## The task
Of the lines in this material, how many contain "струи"? Answer with a single number only.

▼▼▼

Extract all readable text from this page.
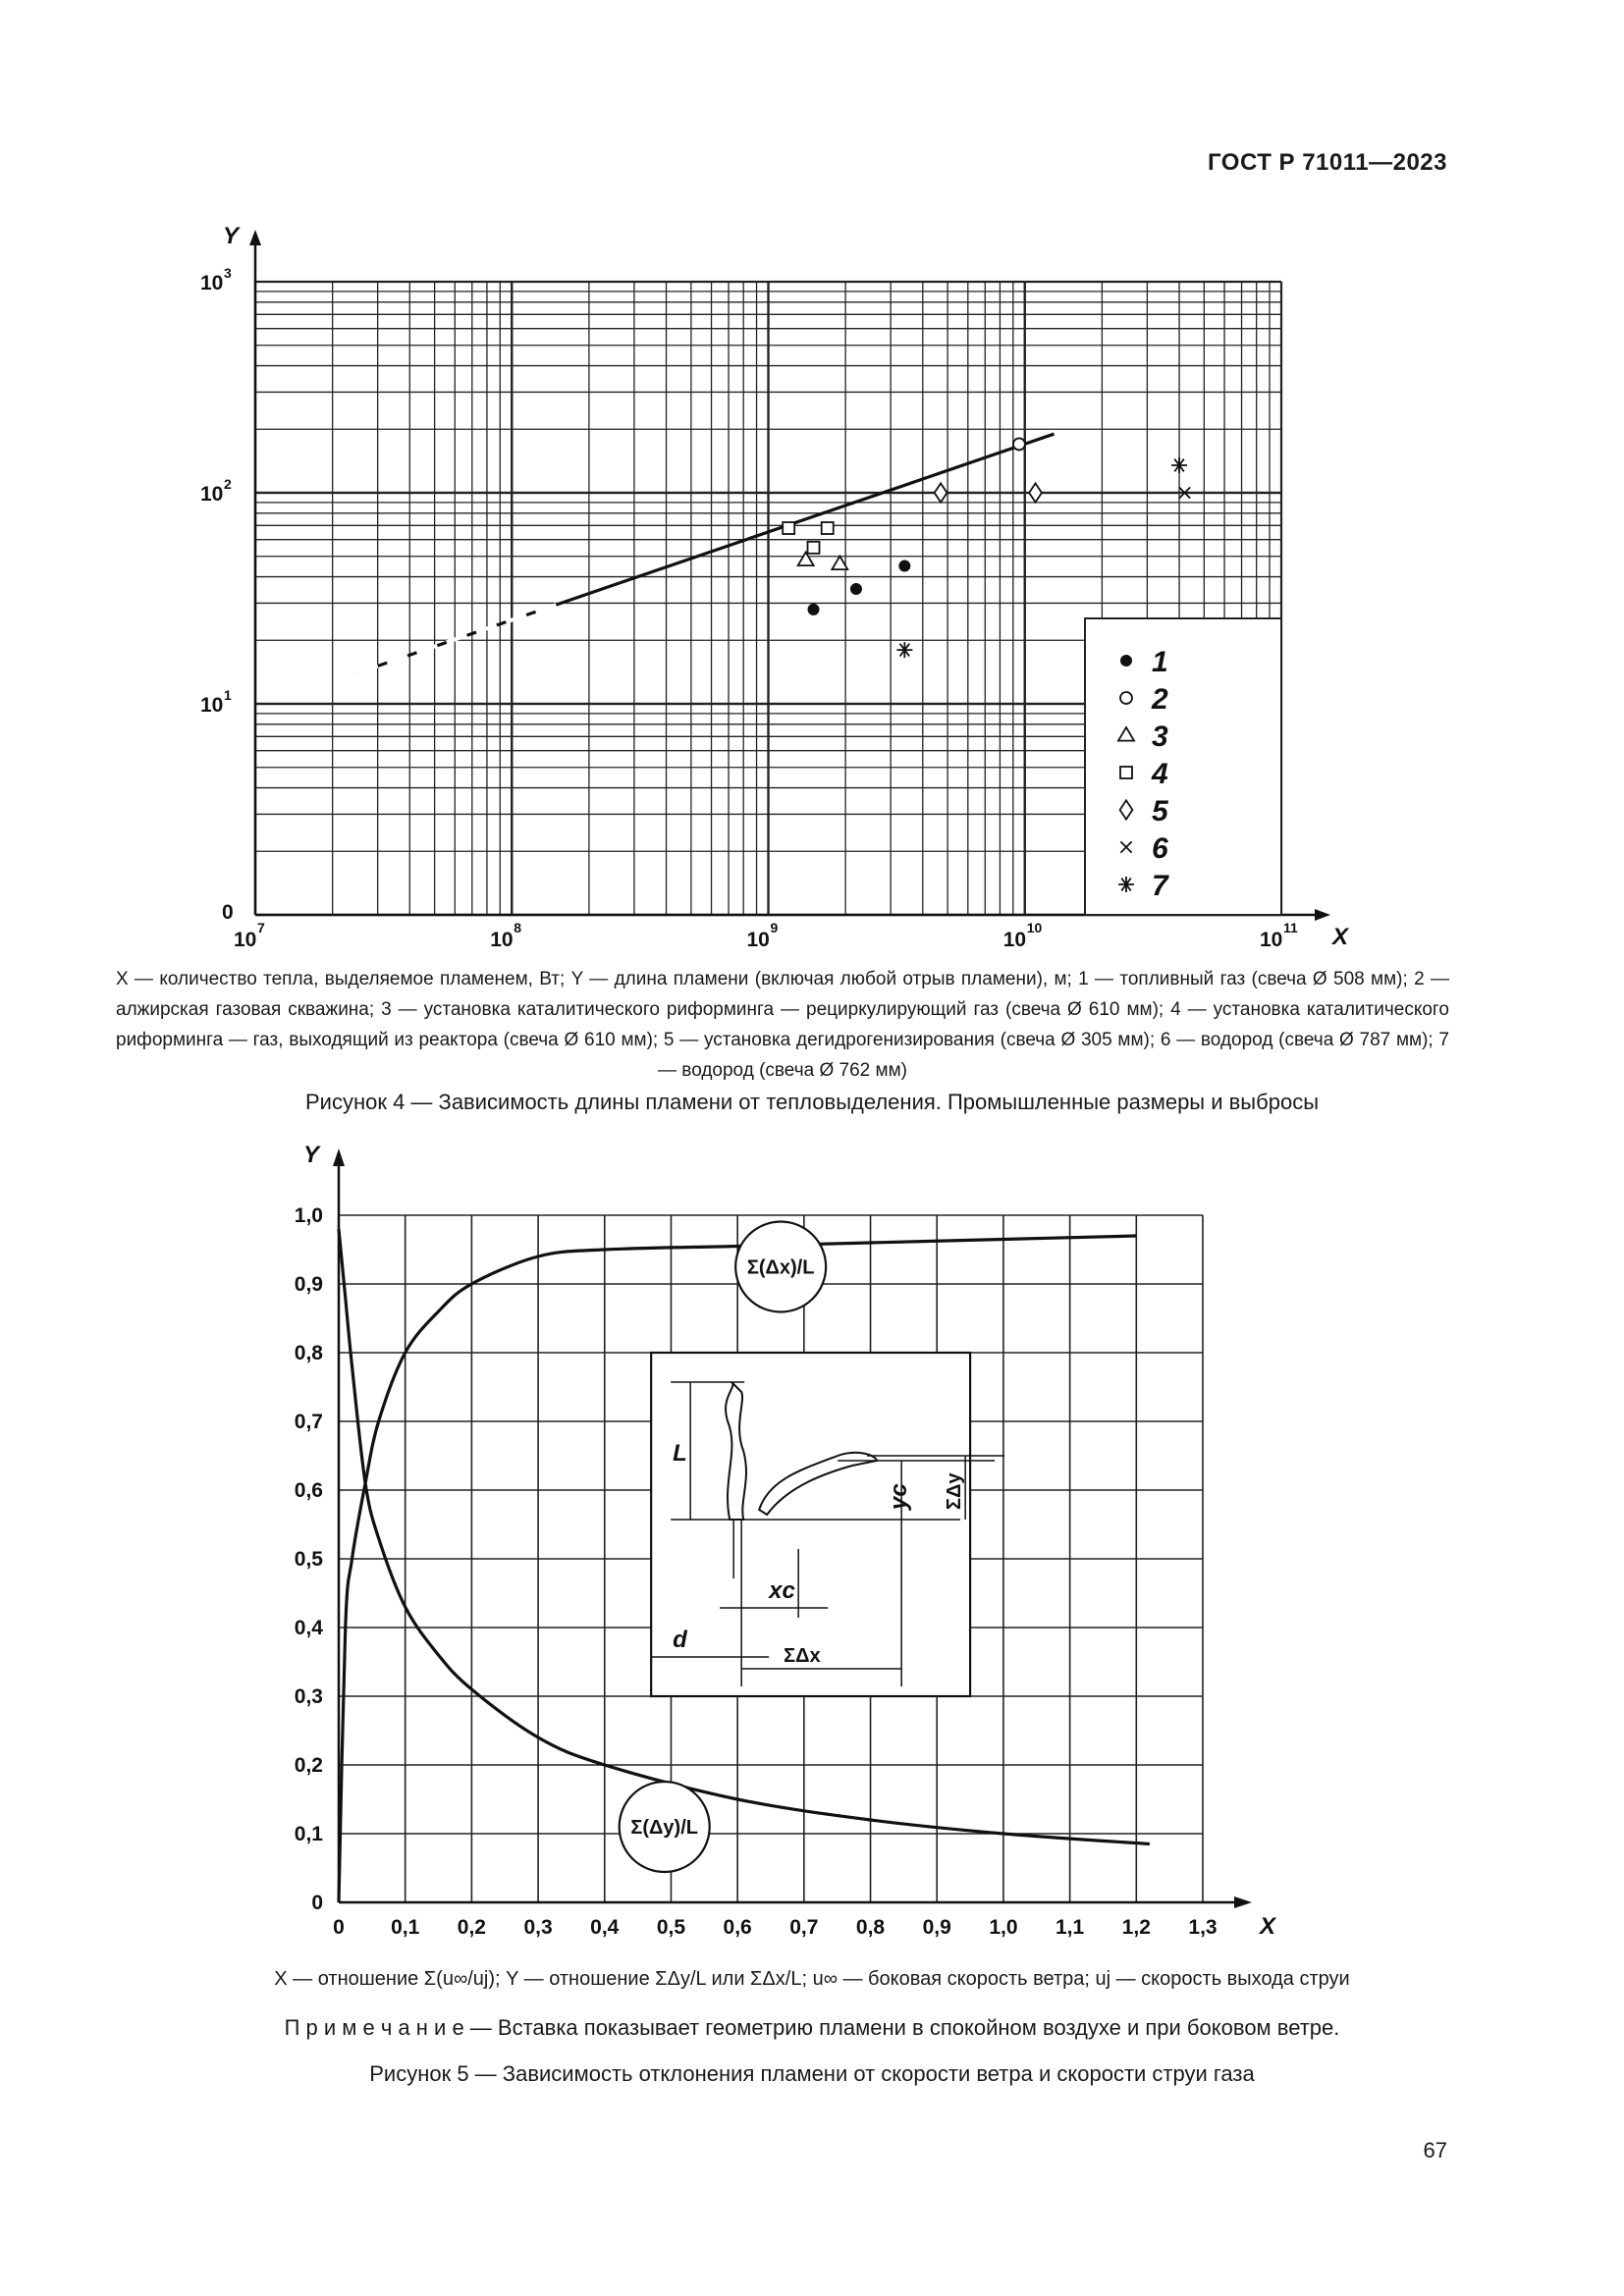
ГОСТ Р 71011—2023
Y
X
10 3
10 2
10 1
0
10
7
10
8
10
9
10
10
10
11
1
2
3
4
5
6
7
X — количество тепла, выделяемое пламенем, Вт; Y — длина пламени (включая любой отрыв пламени), м; 1 — топливный газ (свеча Ø 508 мм); 2 — алжирская газовая скважина; 3 — установка каталитического риформинга — рециркулирующий газ (свеча Ø 610 мм); 4 — установка каталитического риформинга — газ, выходящий из реактора (свеча Ø 610 мм); 5 — установка дегидрогенизирования (свеча Ø 305 мм); 6 — водород (свеча Ø 787 мм); 7 — водород (свеча Ø 762 мм)
Рисунок 4 — Зависимость длины пламени от тепловыделения. Промышленные размеры и выбросы
Y
X
0
0,1
0,2
0,3
0,4
0,5
0,6
0,7
0,8
0,9
1,0
0 0,1 0,2 0,3 0,4 0,5 0,6 0,7 0,8 0,9 1,0 1,1 1,2 1,3
Σ(Δx)/L
Σ(Δy)/L
L
yc ΣΔy
xc
d
ΣΔx
X — отношение Σ(u∞/uj); Y — отношение ΣΔy/L или ΣΔx/L; u∞ — боковая скорость ветра; uj — скорость выхода струи
П р и м е ч а н и е — Вставка показывает геометрию пламени в спокойном воздухе и при боковом ветре.
Рисунок 5 — Зависимость отклонения пламени от скорости ветра и скорости струи газа
67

▲▲▲

## Answer to this task
2